WHAT THE TASK REQUIRES :: If a line in the material below has the string "permanent", copy it out.

EXERCISE MATERIALS ::
* * * * * * * * *

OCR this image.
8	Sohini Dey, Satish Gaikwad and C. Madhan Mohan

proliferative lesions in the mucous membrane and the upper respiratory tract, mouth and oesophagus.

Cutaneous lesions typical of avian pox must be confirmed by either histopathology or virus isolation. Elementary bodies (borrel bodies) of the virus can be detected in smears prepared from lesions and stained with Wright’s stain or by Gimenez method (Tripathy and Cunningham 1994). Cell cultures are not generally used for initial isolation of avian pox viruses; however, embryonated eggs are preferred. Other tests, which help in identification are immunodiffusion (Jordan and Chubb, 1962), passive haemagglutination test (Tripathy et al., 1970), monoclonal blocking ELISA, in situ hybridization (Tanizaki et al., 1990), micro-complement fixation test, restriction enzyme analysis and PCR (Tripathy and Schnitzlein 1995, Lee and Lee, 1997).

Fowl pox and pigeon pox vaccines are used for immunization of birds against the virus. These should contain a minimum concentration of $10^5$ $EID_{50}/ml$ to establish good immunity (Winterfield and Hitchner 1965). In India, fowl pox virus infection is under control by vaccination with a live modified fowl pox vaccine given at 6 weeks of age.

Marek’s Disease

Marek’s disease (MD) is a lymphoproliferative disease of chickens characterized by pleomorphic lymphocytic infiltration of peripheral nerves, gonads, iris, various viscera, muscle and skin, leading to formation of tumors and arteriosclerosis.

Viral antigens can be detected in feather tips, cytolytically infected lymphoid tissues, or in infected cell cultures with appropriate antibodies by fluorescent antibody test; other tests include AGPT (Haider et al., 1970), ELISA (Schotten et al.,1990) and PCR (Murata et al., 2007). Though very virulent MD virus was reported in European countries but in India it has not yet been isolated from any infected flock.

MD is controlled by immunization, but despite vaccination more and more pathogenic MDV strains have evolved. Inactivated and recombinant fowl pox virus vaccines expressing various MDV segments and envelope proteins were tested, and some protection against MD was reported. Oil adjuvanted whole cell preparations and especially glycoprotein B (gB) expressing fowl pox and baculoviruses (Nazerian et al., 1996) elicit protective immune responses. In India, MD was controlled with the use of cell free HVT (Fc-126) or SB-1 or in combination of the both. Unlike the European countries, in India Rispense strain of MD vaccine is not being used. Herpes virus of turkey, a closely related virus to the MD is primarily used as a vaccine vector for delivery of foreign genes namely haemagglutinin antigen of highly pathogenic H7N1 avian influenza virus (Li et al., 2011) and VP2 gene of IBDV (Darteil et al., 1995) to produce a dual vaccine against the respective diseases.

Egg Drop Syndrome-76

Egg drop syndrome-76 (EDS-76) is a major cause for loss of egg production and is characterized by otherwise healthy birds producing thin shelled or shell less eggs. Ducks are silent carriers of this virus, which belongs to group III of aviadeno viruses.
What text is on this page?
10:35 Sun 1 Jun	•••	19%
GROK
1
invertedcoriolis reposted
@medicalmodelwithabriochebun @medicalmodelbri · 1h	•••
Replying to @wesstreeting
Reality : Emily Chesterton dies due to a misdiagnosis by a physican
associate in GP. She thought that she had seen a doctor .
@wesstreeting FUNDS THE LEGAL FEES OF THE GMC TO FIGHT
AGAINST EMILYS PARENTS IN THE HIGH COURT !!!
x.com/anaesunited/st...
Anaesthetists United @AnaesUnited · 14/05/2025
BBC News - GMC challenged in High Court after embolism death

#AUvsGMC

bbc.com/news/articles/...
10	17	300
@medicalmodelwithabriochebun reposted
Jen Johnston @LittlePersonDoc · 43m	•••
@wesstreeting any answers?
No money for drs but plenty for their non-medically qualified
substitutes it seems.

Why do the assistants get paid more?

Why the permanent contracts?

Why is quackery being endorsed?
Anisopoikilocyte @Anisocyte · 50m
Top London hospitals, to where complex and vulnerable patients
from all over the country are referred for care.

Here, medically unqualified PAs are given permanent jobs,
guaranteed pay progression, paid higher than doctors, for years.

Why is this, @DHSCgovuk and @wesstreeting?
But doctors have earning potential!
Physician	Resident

* * * * * * * * *

ANSWER TO THIS EXERCISE ::
Why the permanent contracts?
Here, medically unqualified PAs are given permanent jobs,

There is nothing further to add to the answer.